§ WHAT THE TASK ASKS
Leaving out every picture, quote the data below exactly as it appears.

§ RECORDS PROVIDED

___

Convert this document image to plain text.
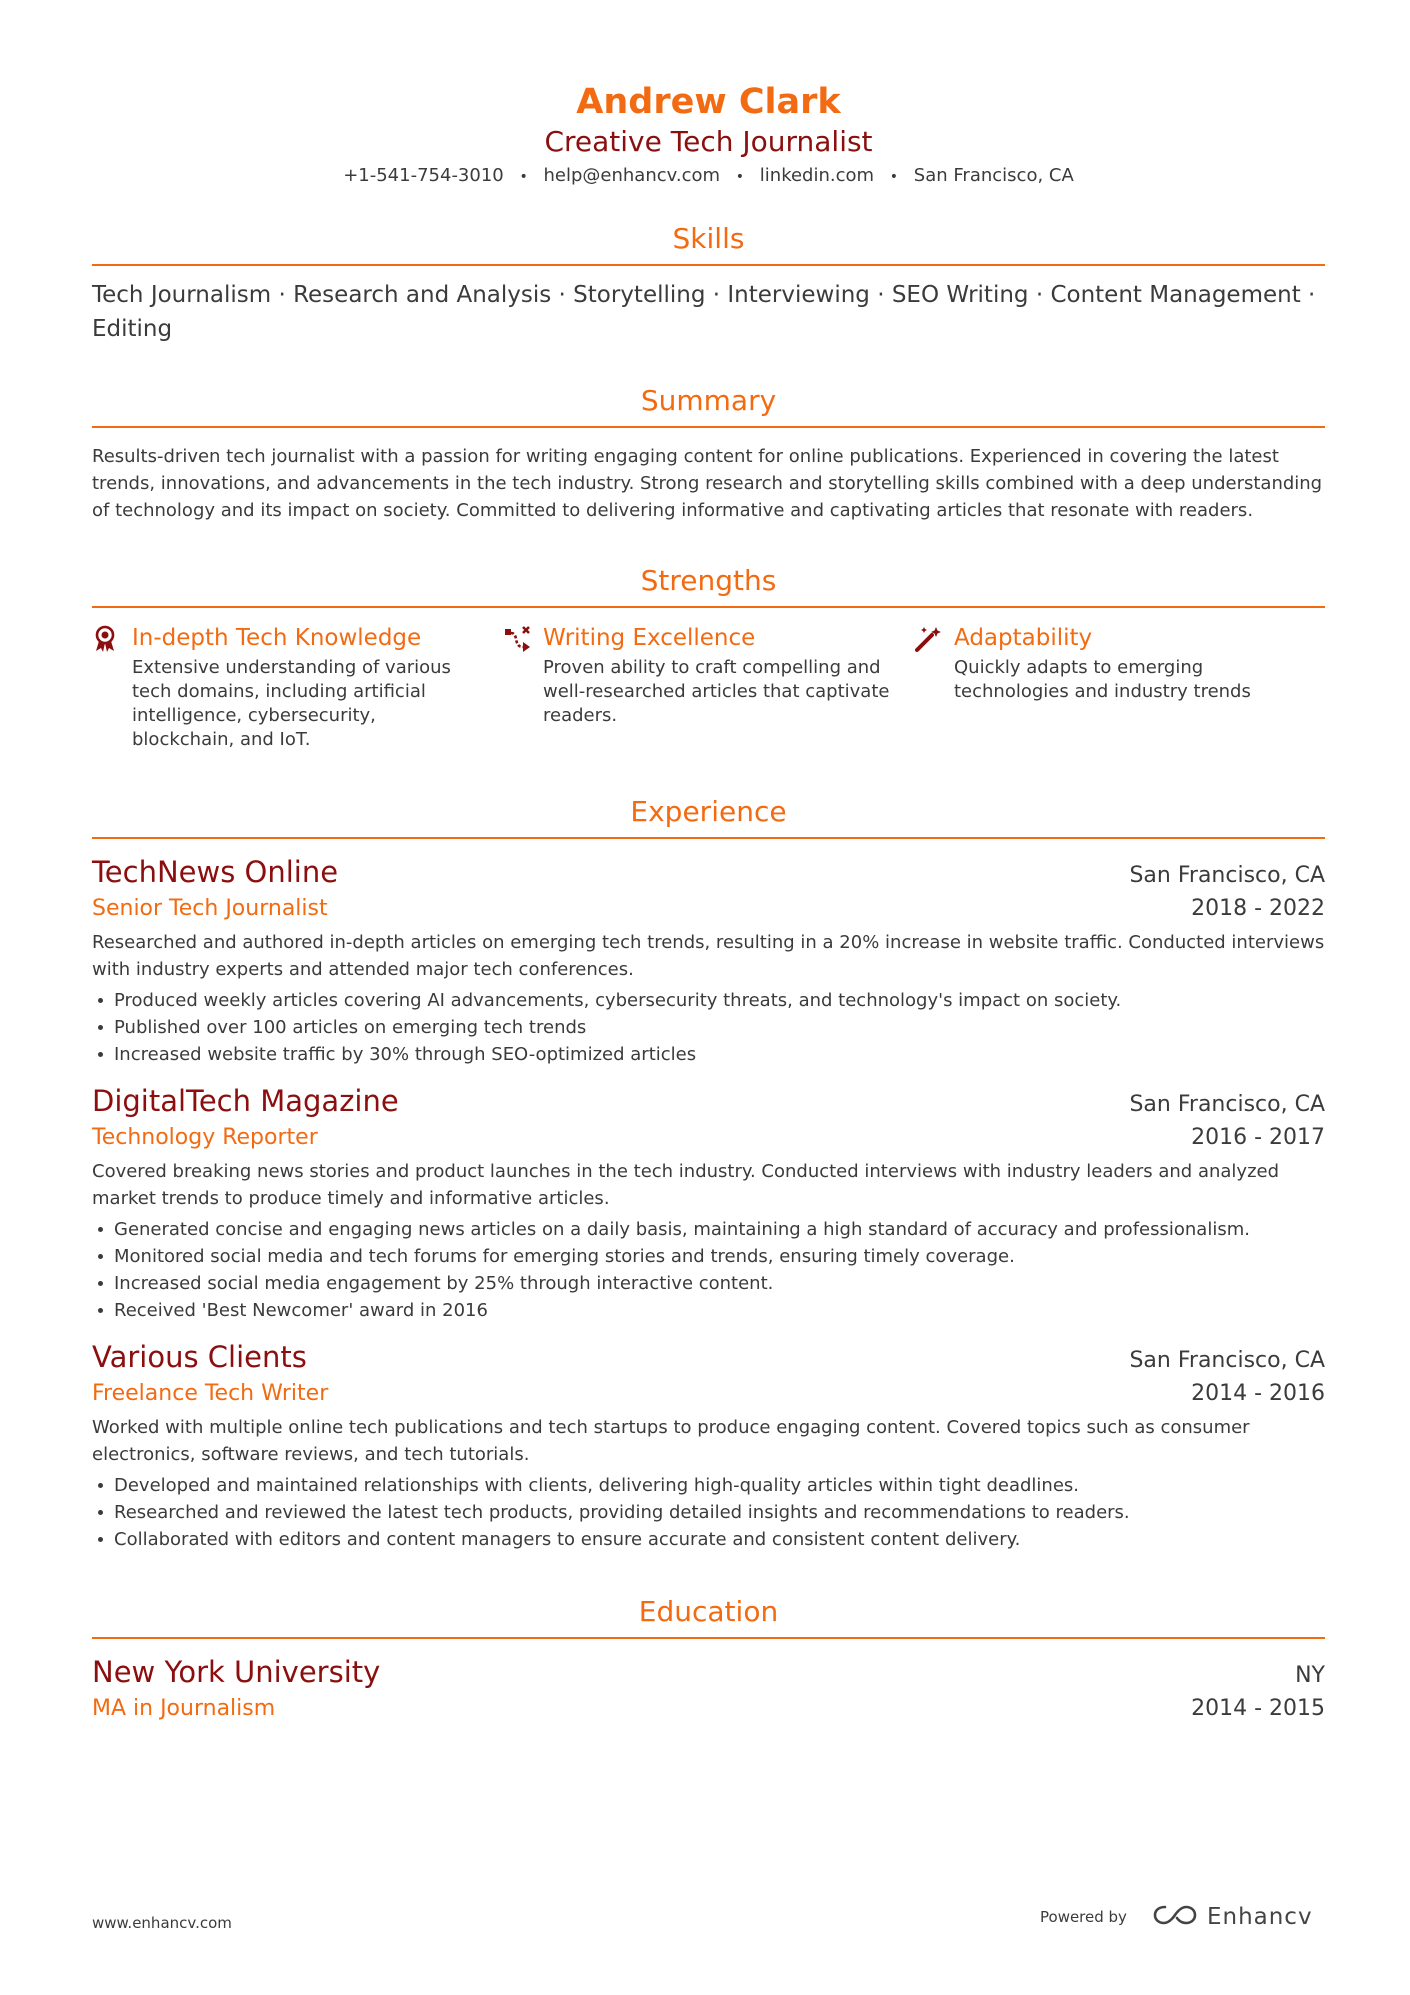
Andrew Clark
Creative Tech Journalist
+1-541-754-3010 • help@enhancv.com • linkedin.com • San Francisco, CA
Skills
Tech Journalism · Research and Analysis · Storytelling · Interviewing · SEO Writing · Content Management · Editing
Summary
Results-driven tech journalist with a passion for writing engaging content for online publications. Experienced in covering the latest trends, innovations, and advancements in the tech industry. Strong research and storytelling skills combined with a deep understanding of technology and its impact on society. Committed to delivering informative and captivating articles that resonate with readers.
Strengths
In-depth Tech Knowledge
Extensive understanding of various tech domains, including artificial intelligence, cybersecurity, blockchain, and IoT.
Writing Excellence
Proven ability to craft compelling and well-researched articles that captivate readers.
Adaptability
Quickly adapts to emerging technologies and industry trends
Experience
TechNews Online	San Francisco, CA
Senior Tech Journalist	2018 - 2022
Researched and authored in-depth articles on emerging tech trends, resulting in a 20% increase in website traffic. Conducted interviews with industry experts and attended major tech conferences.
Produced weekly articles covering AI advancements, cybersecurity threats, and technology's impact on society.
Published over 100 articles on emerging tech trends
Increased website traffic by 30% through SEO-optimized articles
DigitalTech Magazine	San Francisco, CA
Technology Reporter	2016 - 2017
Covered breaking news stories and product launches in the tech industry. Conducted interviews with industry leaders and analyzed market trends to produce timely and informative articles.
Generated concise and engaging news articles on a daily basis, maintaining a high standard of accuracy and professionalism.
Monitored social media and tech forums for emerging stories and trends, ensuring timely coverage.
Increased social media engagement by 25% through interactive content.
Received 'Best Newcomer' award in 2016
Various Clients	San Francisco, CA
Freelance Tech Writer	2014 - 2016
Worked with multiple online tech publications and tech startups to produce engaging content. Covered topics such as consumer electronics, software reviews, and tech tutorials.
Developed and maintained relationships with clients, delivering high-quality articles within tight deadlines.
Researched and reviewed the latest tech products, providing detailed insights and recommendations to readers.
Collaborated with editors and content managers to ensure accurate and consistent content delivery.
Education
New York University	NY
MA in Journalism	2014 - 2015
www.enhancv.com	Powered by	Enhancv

___

§ ANSWER
Convert this document image to plain text.
Andrew Clark
Creative Tech Journalist
+1-541-754-3010 • help@enhancv.com • linkedin.com • San Francisco, CA
Skills
Tech Journalism · Research and Analysis · Storytelling · Interviewing · SEO Writing · Content Management · Editing
Summary
Results-driven tech journalist with a passion for writing engaging content for online publications. Experienced in covering the latest trends, innovations, and advancements in the tech industry. Strong research and storytelling skills combined with a deep understanding of technology and its impact on society. Committed to delivering informative and captivating articles that resonate with readers.
Strengths
In-depth Tech Knowledge
Extensive understanding of various tech domains, including artificial intelligence, cybersecurity, blockchain, and IoT.
Writing Excellence
Proven ability to craft compelling and well-researched articles that captivate readers.
Adaptability
Quickly adapts to emerging technologies and industry trends
Experience
TechNews Online	San Francisco, CA
Senior Tech Journalist	2018 - 2022
Researched and authored in-depth articles on emerging tech trends, resulting in a 20% increase in website traffic. Conducted interviews with industry experts and attended major tech conferences.
Produced weekly articles covering AI advancements, cybersecurity threats, and technology's impact on society.
Published over 100 articles on emerging tech trends
Increased website traffic by 30% through SEO-optimized articles
DigitalTech Magazine	San Francisco, CA
Technology Reporter	2016 - 2017
Covered breaking news stories and product launches in the tech industry. Conducted interviews with industry leaders and analyzed market trends to produce timely and informative articles.
Generated concise and engaging news articles on a daily basis, maintaining a high standard of accuracy and professionalism.
Monitored social media and tech forums for emerging stories and trends, ensuring timely coverage.
Increased social media engagement by 25% through interactive content.
Received 'Best Newcomer' award in 2016
Various Clients	San Francisco, CA
Freelance Tech Writer	2014 - 2016
Worked with multiple online tech publications and tech startups to produce engaging content. Covered topics such as consumer electronics, software reviews, and tech tutorials.
Developed and maintained relationships with clients, delivering high-quality articles within tight deadlines.
Researched and reviewed the latest tech products, providing detailed insights and recommendations to readers.
Collaborated with editors and content managers to ensure accurate and consistent content delivery.
Education
New York University	NY
MA in Journalism	2014 - 2015
www.enhancv.com	Powered by	Enhancv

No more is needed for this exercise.